◆ Dataset ◆

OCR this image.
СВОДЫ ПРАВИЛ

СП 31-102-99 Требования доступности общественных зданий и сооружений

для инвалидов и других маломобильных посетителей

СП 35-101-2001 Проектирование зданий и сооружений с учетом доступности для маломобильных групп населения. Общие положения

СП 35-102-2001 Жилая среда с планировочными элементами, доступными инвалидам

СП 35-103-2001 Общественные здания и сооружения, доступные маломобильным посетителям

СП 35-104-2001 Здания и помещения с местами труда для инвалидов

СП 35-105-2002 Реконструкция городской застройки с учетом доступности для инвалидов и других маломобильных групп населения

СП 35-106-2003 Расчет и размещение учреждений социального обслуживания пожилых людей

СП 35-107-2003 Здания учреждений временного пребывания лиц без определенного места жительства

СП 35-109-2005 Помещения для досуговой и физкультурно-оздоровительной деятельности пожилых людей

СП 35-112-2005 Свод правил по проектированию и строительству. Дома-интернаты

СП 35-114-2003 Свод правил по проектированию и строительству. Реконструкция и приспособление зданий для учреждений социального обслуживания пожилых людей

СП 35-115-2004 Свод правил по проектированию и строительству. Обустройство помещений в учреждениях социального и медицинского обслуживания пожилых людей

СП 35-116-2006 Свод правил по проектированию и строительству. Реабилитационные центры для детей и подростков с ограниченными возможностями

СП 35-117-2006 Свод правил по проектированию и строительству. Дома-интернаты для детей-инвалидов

◆ Task directions ◆
Reproduce the full listing word for word.

◆ Exercise solution ◆
OCR this image.
СВОДЫ ПРАВИЛ

СП 31-102-99 Требования доступности общественных зданий и сооружений

для инвалидов и других маломобильных посетителей

СП 35-101-2001 Проектирование зданий и сооружений с учетом доступности для маломобильных групп населения. Общие положения

СП 35-102-2001 Жилая среда с планировочными элементами, доступными инвалидам

СП 35-103-2001 Общественные здания и сооружения, доступные маломобильным посетителям

СП 35-104-2001 Здания и помещения с местами труда для инвалидов

СП 35-105-2002 Реконструкция городской застройки с учетом доступности для инвалидов и других маломобильных групп населения

СП 35-106-2003 Расчет и размещение учреждений социального обслуживания пожилых людей

СП 35-107-2003 Здания учреждений временного пребывания лиц без определенного места жительства

СП 35-109-2005 Помещения для досуговой и физкультурно-оздоровительной деятельности пожилых людей

СП 35-112-2005 Свод правил по проектированию и строительству. Дома-интернаты

СП 35-114-2003 Свод правил по проектированию и строительству. Реконструкция и приспособление зданий для учреждений социального обслуживания пожилых людей

СП 35-115-2004 Свод правил по проектированию и строительству. Обустройство помещений в учреждениях социального и медицинского обслуживания пожилых людей

СП 35-116-2006 Свод правил по проектированию и строительству. Реабилитационные центры для детей и подростков с ограниченными возможностями

СП 35-117-2006 Свод правил по проектированию и строительству. Дома-интернаты для детей-инвалидов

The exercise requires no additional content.